What you need to do:
Find all lines in the listing that include the word "Impressum", then copy them.

Records from a data source:
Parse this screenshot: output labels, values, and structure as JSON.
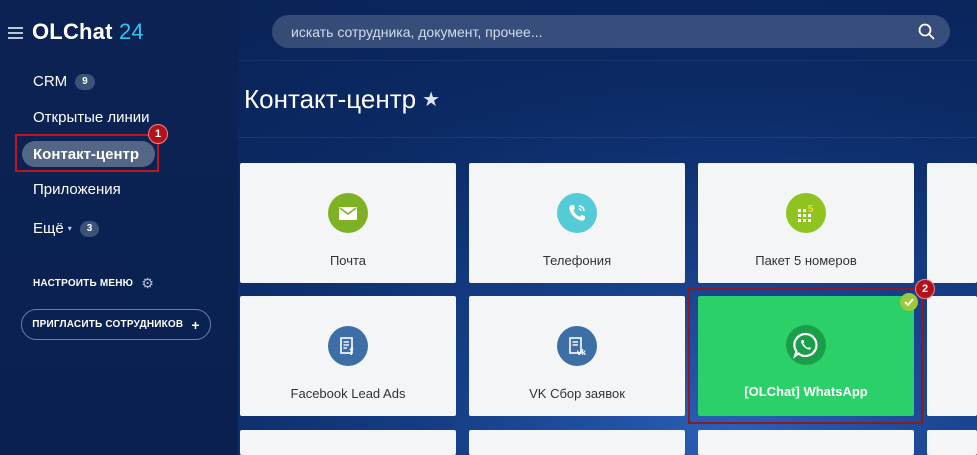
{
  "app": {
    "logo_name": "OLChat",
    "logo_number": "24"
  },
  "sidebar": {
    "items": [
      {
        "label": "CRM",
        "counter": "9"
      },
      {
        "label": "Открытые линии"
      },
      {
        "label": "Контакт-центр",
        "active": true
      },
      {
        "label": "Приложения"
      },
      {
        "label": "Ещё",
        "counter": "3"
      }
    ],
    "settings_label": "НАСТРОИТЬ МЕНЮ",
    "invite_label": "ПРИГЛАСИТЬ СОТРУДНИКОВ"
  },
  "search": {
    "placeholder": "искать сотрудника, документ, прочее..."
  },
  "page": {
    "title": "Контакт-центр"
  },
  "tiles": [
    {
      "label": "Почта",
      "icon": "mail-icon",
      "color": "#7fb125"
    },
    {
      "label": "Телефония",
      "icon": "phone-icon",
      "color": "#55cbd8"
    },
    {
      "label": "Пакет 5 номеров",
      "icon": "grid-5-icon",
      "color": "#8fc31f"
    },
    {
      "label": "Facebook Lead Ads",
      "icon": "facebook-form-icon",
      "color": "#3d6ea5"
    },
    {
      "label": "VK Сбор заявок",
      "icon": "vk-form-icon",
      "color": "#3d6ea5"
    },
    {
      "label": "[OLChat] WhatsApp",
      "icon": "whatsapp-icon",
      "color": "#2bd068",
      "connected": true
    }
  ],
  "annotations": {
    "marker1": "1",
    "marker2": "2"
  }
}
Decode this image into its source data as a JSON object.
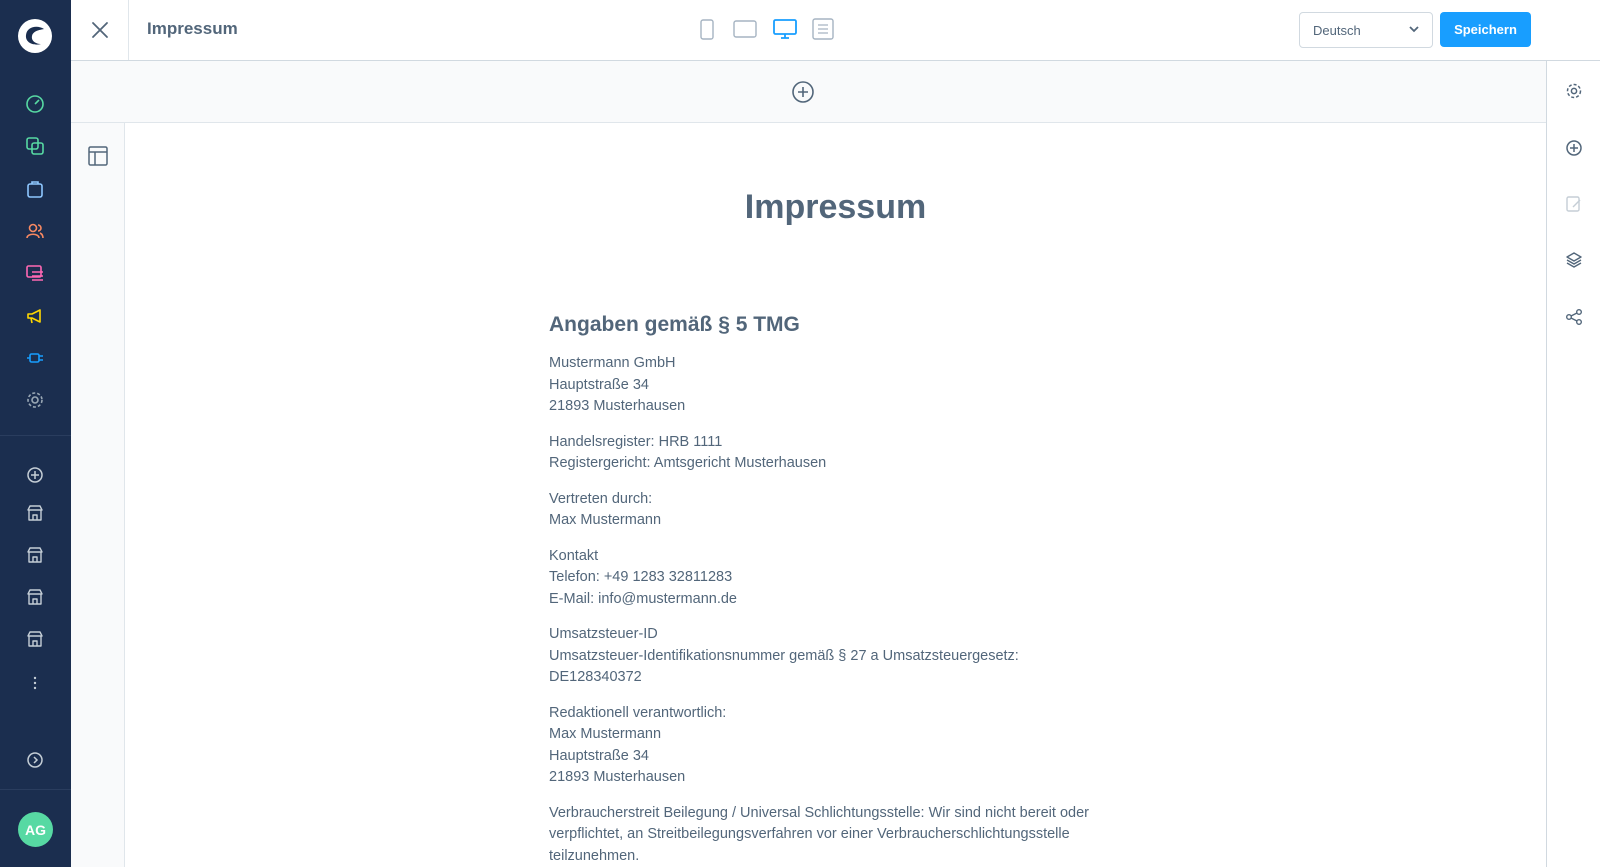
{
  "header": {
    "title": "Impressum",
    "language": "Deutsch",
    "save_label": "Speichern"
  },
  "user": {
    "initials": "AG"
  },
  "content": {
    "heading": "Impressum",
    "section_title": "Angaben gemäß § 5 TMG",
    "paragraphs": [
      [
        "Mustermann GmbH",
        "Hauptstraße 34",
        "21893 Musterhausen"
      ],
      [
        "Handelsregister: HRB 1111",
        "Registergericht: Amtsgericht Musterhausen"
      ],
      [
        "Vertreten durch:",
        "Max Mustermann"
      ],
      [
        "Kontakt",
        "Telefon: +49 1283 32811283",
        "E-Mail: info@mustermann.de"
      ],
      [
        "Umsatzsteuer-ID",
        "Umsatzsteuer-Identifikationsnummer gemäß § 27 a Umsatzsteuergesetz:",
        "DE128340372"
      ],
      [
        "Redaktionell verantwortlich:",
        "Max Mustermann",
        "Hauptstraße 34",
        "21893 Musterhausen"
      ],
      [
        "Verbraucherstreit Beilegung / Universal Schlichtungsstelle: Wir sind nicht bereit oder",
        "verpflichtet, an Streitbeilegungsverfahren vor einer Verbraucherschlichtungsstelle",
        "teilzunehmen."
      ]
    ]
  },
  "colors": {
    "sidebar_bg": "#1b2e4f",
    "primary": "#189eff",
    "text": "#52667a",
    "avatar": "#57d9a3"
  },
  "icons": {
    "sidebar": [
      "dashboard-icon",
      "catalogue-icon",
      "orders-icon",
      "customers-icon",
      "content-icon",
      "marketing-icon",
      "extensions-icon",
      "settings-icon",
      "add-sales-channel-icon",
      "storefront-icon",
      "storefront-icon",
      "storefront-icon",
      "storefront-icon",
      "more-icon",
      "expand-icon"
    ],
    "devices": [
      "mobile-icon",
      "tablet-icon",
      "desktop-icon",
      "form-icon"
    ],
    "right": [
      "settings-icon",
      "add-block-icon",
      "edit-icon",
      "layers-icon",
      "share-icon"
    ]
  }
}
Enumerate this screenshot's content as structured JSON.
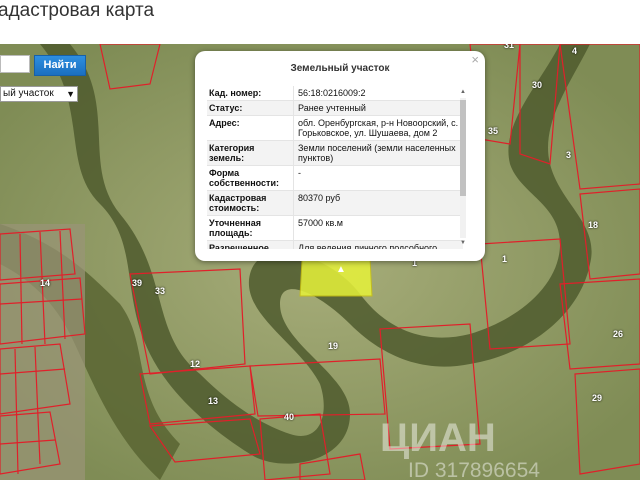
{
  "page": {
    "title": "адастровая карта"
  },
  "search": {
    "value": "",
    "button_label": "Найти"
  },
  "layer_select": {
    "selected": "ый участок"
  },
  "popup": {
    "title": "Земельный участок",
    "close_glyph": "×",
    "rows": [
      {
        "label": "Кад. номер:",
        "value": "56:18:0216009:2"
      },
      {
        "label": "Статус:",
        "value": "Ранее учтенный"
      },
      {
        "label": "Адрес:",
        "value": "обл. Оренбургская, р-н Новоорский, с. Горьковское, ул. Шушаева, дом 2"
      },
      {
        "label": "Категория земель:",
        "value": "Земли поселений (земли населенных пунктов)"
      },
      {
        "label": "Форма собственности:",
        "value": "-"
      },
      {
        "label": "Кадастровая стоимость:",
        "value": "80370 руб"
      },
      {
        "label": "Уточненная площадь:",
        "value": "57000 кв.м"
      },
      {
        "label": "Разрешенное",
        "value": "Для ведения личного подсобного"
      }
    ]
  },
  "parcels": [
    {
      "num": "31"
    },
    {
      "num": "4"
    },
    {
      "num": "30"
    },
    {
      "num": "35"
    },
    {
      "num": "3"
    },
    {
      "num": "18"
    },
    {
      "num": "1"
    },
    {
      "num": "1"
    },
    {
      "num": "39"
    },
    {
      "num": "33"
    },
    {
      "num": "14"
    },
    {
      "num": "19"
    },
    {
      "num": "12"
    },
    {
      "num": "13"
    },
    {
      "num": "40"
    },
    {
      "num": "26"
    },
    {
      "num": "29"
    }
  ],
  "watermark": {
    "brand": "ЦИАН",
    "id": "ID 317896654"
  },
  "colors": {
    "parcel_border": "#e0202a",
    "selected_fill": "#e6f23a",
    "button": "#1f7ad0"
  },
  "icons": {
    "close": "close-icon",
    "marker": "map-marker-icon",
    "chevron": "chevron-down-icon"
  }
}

Right answer:
    "title": "Impressum",
    "heading": "Impressum",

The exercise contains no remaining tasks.